→ **SCHRIFTLICHE AUFGABE**: Setze den Forumsthread über SuSE 7.3 und den Internetzugang per Router im Anschluss an den letzten Beitrag fort.

# suse 7.3 und internet mit router



## siddian (5. Juni 2002)

hiho

ich bin ein totaler Linux-newbie und will mich jetzt
reinarbeiten  
und da gibts schon die ersten probs.
Wir benutzen bei uns einen dsl-router (ip: 192.168.0.1)
mit dem jeder im LAN ins netz kann.

Jetzt wollt ich des auch in Linux einrichten hab allerdings keinen schimmer wie das geht  .

könnte mir jemand sagen wie ich das in suse linux 7.3 machen kann ???
Wäre nett wenn derjenige das sehr "newbiehaft" schreibt
danke im voraus


----------



## dave_ (5. Juni 2002)

es sollte reichen einfach deiner netzwerkkarte den gateway zu geben.
du brauchst root dafür; am einfachsten gehts mit yast2, dort unter netzwerk steht irgendwo 'standard gateway'  oder nur 'gateway' dort tragst du die ip deines routers ein.

(es gibt natürlich auch einen befehl, den weiss ich nur grad nicht auswendig  )


----------



## Christian Fein (5. Juni 2002)

ich bevorzuge den 
vi 
und gebe ein

vi /etc/network/interfaces 

ein
und schreibe da dann rein 

gateway ip 



und dann :

vi resolv.conf

nameserver 194.26.2.129

oder ein anderen nameserver der wahl ; )


----------



## dave_ (5. Juni 2002)

ops ja hatte ich vergessen, dns unbedingt eintragen, ohne gings bei mir nie (in win schon)


----------



## siddian (5. Juni 2002)

also ich hab schon versucht in yast2 ein gateway einzustellen hat aba net gefunzt
Wo stell ich des mit DNS ein ?? (Was für ne newbie-frage)

Dateneinträge:

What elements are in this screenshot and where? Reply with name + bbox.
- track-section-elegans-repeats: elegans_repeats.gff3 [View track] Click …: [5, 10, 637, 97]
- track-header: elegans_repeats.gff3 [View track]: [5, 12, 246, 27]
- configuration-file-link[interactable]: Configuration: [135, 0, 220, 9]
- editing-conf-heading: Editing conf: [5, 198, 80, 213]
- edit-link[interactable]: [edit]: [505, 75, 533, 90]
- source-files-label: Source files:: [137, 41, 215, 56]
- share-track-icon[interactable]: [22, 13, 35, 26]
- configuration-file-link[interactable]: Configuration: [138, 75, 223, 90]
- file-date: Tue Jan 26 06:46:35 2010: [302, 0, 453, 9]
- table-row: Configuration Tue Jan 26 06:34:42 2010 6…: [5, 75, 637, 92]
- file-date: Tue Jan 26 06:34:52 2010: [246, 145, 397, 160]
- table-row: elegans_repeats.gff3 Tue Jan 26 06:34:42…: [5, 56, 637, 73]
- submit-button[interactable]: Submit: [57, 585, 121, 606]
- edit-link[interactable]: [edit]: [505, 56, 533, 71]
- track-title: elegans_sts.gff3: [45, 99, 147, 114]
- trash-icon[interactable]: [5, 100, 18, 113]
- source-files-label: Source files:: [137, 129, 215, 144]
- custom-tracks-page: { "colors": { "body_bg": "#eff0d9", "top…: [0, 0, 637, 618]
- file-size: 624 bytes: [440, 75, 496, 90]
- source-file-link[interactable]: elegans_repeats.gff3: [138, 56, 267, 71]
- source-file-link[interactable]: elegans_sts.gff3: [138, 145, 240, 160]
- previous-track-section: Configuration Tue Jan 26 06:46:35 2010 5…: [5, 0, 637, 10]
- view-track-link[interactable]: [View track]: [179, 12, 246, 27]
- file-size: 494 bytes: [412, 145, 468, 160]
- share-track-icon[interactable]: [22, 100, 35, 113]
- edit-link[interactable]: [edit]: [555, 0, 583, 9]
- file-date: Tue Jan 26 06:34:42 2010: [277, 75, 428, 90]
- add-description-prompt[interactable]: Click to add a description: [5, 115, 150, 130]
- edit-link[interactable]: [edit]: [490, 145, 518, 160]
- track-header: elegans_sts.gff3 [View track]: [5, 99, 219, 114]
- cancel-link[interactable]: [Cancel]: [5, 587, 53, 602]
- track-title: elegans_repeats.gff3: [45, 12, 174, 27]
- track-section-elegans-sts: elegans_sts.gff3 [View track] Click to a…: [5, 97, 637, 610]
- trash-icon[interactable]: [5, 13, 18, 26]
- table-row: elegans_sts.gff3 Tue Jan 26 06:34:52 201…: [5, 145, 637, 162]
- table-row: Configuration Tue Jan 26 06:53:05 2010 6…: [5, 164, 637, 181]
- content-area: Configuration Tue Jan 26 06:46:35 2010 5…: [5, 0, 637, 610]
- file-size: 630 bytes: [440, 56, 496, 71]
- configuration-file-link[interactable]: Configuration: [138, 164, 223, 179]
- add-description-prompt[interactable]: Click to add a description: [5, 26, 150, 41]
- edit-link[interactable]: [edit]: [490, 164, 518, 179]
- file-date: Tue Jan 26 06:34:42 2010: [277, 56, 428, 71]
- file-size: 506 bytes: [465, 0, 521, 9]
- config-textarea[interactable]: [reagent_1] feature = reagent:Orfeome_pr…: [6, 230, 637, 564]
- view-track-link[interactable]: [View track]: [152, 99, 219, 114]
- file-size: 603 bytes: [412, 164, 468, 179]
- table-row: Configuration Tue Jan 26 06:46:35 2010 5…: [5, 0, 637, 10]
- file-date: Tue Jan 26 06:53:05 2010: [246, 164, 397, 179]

→ **DIE ANTWORT**:
@holyfly:

ich hab des versucht ging aba net weils den ordner /etc/network net gibt  

thanx


----------



## Marcus Roffmann (5. Juni 2002)

Was hast Du denn für einen DSL-Router?
Bei manchen ist ein DHCP mit eingebunden, da geht das ganze nochmal ein bischen einfacher.

Bei den Routern mit DHCP muss man einfach unter YaST2 oder YaST (je nachdem) die Netzwerkkarte auf autmatische IP (DHCP) einstellen und schon werden alle nötigen Daten vom DHCP mitgeliefert, das sollte recht einfach funktionieren.


----------



## siddian (5. Juni 2002)

der hat leider kein dhcp  
trotzdem danke


----------



## Christian Fein (5. Juni 2002)

> _Original geschrieben von siddian _
> *also ich hab schon versucht in yast2 ein gateway einzustellen hat aba net gefunzt
> Wo stell ich des mit DNS ein ?? (Was für ne newbie-frage)
> 
> ...



sorry du hast ja Suse 7.3

ich glaub bei suse 7.3 ist das in der 
rc.config drinne

such mal in der rc.config nach dem eintrag 
gateway 
bzw 
nameserver


----------



## Christian Fein (5. Juni 2002)

bei debian steckts in /etc/network

ich boote mal eben suse ich glaub das steckt in der ---> rc.config.FALSCH !
route.config stehts

wenn deine netzwerk karte läuft 
(ping mal im internen netzwerk)
muesste es klappen wenn du in der 
/etc/route.config
folgendes drinne stehen hast

192.168.1.1 sei mal der gateway

default 192.168.1.1 0.0.0.0 eth0


moment


----------



## Christian Fein (5. Juni 2002)

nameserver ip

siehe oben bleibt auch bei suse in der resolv.conf da wo es hingehoert.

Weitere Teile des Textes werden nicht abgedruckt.